DIRECTIONS FOR THIS TASK:
Leave out any picture and return the remaining listing below exactly as given.

STORED DATA:
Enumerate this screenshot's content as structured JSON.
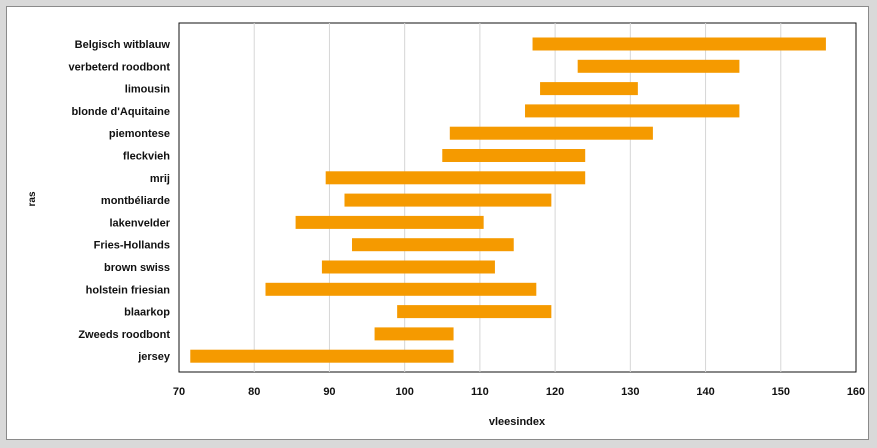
{
  "chart_data": {
    "type": "bar",
    "orientation": "horizontal-range",
    "title": "",
    "xlabel": "vleesindex",
    "ylabel": "ras",
    "xlim": [
      70,
      160
    ],
    "xticks": [
      70,
      80,
      90,
      100,
      110,
      120,
      130,
      140,
      150,
      160
    ],
    "grid": "vertical",
    "legend": "none",
    "categories": [
      "Belgisch witblauw",
      "verbeterd roodbont",
      "limousin",
      "blonde d'Aquitaine",
      "piemontese",
      "fleckvieh",
      "mrij",
      "montbéliarde",
      "lakenvelder",
      "Fries-Hollands",
      "brown swiss",
      "holstein friesian",
      "blaarkop",
      "Zweeds roodbont",
      "jersey"
    ],
    "ranges": [
      [
        117,
        156
      ],
      [
        123,
        144.5
      ],
      [
        118,
        131
      ],
      [
        116,
        144.5
      ],
      [
        106,
        133
      ],
      [
        105,
        124
      ],
      [
        89.5,
        124
      ],
      [
        92,
        119.5
      ],
      [
        85.5,
        110.5
      ],
      [
        93,
        114.5
      ],
      [
        89,
        112
      ],
      [
        81.5,
        117.5
      ],
      [
        99,
        119.5
      ],
      [
        96,
        106.5
      ],
      [
        71.5,
        106.5
      ]
    ],
    "colors": {
      "bar": "#f59a00",
      "grid": "#d6d6d6",
      "axis": "#111111"
    }
  }
}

FINISHED TASK:
Enumerate this screenshot's content as structured JSON.
{
  "chart_data": {
    "type": "bar",
    "orientation": "horizontal-range",
    "title": "",
    "xlabel": "vleesindex",
    "ylabel": "ras",
    "xlim": [
      70,
      160
    ],
    "xticks": [
      70,
      80,
      90,
      100,
      110,
      120,
      130,
      140,
      150,
      160
    ],
    "grid": "vertical",
    "legend": "none",
    "categories": [
      "Belgisch witblauw",
      "verbeterd roodbont",
      "limousin",
      "blonde d'Aquitaine",
      "piemontese",
      "fleckvieh",
      "mrij",
      "montbéliarde",
      "lakenvelder",
      "Fries-Hollands",
      "brown swiss",
      "holstein friesian",
      "blaarkop",
      "Zweeds roodbont",
      "jersey"
    ],
    "ranges": [
      [
        117,
        156
      ],
      [
        123,
        144.5
      ],
      [
        118,
        131
      ],
      [
        116,
        144.5
      ],
      [
        106,
        133
      ],
      [
        105,
        124
      ],
      [
        89.5,
        124
      ],
      [
        92,
        119.5
      ],
      [
        85.5,
        110.5
      ],
      [
        93,
        114.5
      ],
      [
        89,
        112
      ],
      [
        81.5,
        117.5
      ],
      [
        99,
        119.5
      ],
      [
        96,
        106.5
      ],
      [
        71.5,
        106.5
      ]
    ],
    "colors": {
      "bar": "#f59a00",
      "grid": "#d6d6d6",
      "axis": "#111111"
    }
  }
}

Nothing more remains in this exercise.